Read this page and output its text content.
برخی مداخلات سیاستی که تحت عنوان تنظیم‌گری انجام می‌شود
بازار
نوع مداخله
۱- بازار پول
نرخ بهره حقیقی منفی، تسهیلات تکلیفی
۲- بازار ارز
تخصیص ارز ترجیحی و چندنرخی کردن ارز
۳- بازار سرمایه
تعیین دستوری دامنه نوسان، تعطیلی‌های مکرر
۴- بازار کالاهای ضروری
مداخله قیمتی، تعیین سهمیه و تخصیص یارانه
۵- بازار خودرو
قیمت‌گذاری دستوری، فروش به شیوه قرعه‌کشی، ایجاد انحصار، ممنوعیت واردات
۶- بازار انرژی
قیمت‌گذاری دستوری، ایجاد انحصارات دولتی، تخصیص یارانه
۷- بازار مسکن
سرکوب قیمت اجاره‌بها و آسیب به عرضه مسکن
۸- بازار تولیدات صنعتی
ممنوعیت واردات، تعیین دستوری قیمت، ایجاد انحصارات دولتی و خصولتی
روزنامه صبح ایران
----
Copy every line verbatim.

Read this page and output its text content.
برخی مداخلات سیاستی که تحت عنوان تنظیم‌گری انجام می‌شود
بازار
نوع مداخله
۱- بازار پول
نرخ بهره حقیقی منفی، تسهیلات تکلیفی
۲- بازار ارز
تخصیص ارز ترجیحی و چندنرخی کردن ارز
۳- بازار سرمایه
تعیین دستوری دامنه نوسان، تعطیلی‌های مکرر
۴- بازار کالاهای ضروری
مداخله قیمتی، تعیین سهمیه و تخصیص یارانه
۵- بازار خودرو
قیمت‌گذاری دستوری، فروش به شیوه قرعه‌کشی، ایجاد انحصار، ممنوعیت واردات
۶- بازار انرژی
قیمت‌گذاری دستوری، ایجاد انحصارات دولتی، تخصیص یارانه
۷- بازار مسکن
سرکوب قیمت اجاره‌بها و آسیب به عرضه مسکن
۸- بازار تولیدات صنعتی
ممنوعیت واردات، تعیین دستوری قیمت، ایجاد انحصارات دولتی و خصولتی
روزنامه صبح ایران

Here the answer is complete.